---------- DATASET RECORDS

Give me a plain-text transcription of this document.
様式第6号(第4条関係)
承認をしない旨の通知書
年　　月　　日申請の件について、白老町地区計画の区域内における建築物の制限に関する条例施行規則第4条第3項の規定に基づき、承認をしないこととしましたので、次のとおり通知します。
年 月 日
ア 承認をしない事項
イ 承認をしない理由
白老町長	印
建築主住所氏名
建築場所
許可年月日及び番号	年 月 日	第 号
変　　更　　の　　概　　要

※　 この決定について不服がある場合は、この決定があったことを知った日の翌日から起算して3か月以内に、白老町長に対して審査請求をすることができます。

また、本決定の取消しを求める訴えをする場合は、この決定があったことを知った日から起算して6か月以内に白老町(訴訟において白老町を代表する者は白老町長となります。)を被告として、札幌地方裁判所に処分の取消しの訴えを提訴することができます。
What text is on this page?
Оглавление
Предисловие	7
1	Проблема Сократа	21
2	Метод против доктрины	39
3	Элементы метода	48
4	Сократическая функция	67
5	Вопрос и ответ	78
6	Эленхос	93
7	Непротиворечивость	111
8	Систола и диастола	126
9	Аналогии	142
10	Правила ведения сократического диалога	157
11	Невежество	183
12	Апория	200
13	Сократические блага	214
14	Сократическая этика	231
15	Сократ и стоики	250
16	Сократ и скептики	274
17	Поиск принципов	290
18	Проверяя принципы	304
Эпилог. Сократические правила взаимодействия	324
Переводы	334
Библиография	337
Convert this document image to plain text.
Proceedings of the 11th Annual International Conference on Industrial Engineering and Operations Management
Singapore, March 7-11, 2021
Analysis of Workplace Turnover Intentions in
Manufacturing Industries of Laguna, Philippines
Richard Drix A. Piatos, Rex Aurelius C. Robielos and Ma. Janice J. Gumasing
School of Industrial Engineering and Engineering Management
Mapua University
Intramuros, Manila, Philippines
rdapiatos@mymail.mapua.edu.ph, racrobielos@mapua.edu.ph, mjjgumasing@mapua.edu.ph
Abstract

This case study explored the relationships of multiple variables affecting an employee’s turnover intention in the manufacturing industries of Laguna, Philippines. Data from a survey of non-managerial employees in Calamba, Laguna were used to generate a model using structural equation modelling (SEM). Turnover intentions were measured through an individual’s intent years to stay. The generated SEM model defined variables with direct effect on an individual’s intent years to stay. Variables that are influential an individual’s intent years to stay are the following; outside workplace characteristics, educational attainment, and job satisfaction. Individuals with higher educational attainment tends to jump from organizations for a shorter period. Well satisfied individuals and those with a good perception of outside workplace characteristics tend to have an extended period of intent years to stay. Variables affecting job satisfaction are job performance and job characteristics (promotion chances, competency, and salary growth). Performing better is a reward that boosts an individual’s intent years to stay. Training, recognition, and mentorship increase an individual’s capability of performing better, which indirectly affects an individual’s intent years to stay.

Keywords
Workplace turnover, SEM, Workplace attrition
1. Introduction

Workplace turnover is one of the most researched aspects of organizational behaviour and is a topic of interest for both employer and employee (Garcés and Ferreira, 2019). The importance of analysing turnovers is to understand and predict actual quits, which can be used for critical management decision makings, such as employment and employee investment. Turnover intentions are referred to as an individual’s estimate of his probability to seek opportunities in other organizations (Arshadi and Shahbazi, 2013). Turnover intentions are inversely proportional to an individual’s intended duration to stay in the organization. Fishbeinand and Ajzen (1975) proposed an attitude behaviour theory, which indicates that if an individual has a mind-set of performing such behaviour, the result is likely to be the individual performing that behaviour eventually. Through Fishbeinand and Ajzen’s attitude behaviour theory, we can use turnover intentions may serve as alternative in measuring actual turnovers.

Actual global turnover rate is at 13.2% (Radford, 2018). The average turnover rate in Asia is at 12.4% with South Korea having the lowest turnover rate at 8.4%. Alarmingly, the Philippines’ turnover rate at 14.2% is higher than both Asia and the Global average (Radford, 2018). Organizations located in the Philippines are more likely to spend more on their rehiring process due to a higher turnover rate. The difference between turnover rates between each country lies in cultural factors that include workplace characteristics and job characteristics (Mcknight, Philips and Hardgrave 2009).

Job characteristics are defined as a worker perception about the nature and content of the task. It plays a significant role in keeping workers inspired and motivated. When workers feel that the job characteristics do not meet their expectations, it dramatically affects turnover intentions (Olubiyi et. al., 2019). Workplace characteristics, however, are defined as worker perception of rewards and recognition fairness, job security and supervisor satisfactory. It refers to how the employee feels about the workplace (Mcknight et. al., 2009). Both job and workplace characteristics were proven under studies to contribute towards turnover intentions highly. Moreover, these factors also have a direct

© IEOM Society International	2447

--------------------

### THE EXERCISE
Extract each entry in full and write it down exactly.

### COMPLETE OUTPUT
Give me a plain-text transcription of this document.
様式第6号(第4条関係)
承認をしない旨の通知書
年　　月　　日申請の件について、白老町地区計画の区域内における建築物の制限に関する条例施行規則第4条第3項の規定に基づき、承認をしないこととしましたので、次のとおり通知します。
年 月 日
ア 承認をしない事項
イ 承認をしない理由
白老町長	印
建築主住所氏名
建築場所
許可年月日及び番号	年 月 日	第 号
変　　更　　の　　概　　要

※　 この決定について不服がある場合は、この決定があったことを知った日の翌日から起算して3か月以内に、白老町長に対して審査請求をすることができます。

また、本決定の取消しを求める訴えをする場合は、この決定があったことを知った日から起算して6か月以内に白老町(訴訟において白老町を代表する者は白老町長となります。)を被告として、札幌地方裁判所に処分の取消しの訴えを提訴することができます。
What text is on this page?
Оглавление
Предисловие	7
1	Проблема Сократа	21
2	Метод против доктрины	39
3	Элементы метода	48
4	Сократическая функция	67
5	Вопрос и ответ	78
6	Эленхос	93
7	Непротиворечивость	111
8	Систола и диастола	126
9	Аналогии	142
10	Правила ведения сократического диалога	157
11	Невежество	183
12	Апория	200
13	Сократические блага	214
14	Сократическая этика	231
15	Сократ и стоики	250
16	Сократ и скептики	274
17	Поиск принципов	290
18	Проверяя принципы	304
Эпилог. Сократические правила взаимодействия	324
Переводы	334
Библиография	337
Convert this document image to plain text.
Proceedings of the 11th Annual International Conference on Industrial Engineering and Operations Management
Singapore, March 7-11, 2021
Analysis of Workplace Turnover Intentions in
Manufacturing Industries of Laguna, Philippines
Richard Drix A. Piatos, Rex Aurelius C. Robielos and Ma. Janice J. Gumasing
School of Industrial Engineering and Engineering Management
Mapua University
Intramuros, Manila, Philippines
rdapiatos@mymail.mapua.edu.ph, racrobielos@mapua.edu.ph, mjjgumasing@mapua.edu.ph
Abstract

This case study explored the relationships of multiple variables affecting an employee’s turnover intention in the manufacturing industries of Laguna, Philippines. Data from a survey of non-managerial employees in Calamba, Laguna were used to generate a model using structural equation modelling (SEM). Turnover intentions were measured through an individual’s intent years to stay. The generated SEM model defined variables with direct effect on an individual’s intent years to stay. Variables that are influential an individual’s intent years to stay are the following; outside workplace characteristics, educational attainment, and job satisfaction. Individuals with higher educational attainment tends to jump from organizations for a shorter period. Well satisfied individuals and those with a good perception of outside workplace characteristics tend to have an extended period of intent years to stay. Variables affecting job satisfaction are job performance and job characteristics (promotion chances, competency, and salary growth). Performing better is a reward that boosts an individual’s intent years to stay. Training, recognition, and mentorship increase an individual’s capability of performing better, which indirectly affects an individual’s intent years to stay.

Keywords
Workplace turnover, SEM, Workplace attrition
1. Introduction

Workplace turnover is one of the most researched aspects of organizational behaviour and is a topic of interest for both employer and employee (Garcés and Ferreira, 2019). The importance of analysing turnovers is to understand and predict actual quits, which can be used for critical management decision makings, such as employment and employee investment. Turnover intentions are referred to as an individual’s estimate of his probability to seek opportunities in other organizations (Arshadi and Shahbazi, 2013). Turnover intentions are inversely proportional to an individual’s intended duration to stay in the organization. Fishbeinand and Ajzen (1975) proposed an attitude behaviour theory, which indicates that if an individual has a mind-set of performing such behaviour, the result is likely to be the individual performing that behaviour eventually. Through Fishbeinand and Ajzen’s attitude behaviour theory, we can use turnover intentions may serve as alternative in measuring actual turnovers.

Actual global turnover rate is at 13.2% (Radford, 2018). The average turnover rate in Asia is at 12.4% with South Korea having the lowest turnover rate at 8.4%. Alarmingly, the Philippines’ turnover rate at 14.2% is higher than both Asia and the Global average (Radford, 2018). Organizations located in the Philippines are more likely to spend more on their rehiring process due to a higher turnover rate. The difference between turnover rates between each country lies in cultural factors that include workplace characteristics and job characteristics (Mcknight, Philips and Hardgrave 2009).

Job characteristics are defined as a worker perception about the nature and content of the task. It plays a significant role in keeping workers inspired and motivated. When workers feel that the job characteristics do not meet their expectations, it dramatically affects turnover intentions (Olubiyi et. al., 2019). Workplace characteristics, however, are defined as worker perception of rewards and recognition fairness, job security and supervisor satisfactory. It refers to how the employee feels about the workplace (Mcknight et. al., 2009). Both job and workplace characteristics were proven under studies to contribute towards turnover intentions highly. Moreover, these factors also have a direct

© IEOM Society International	2447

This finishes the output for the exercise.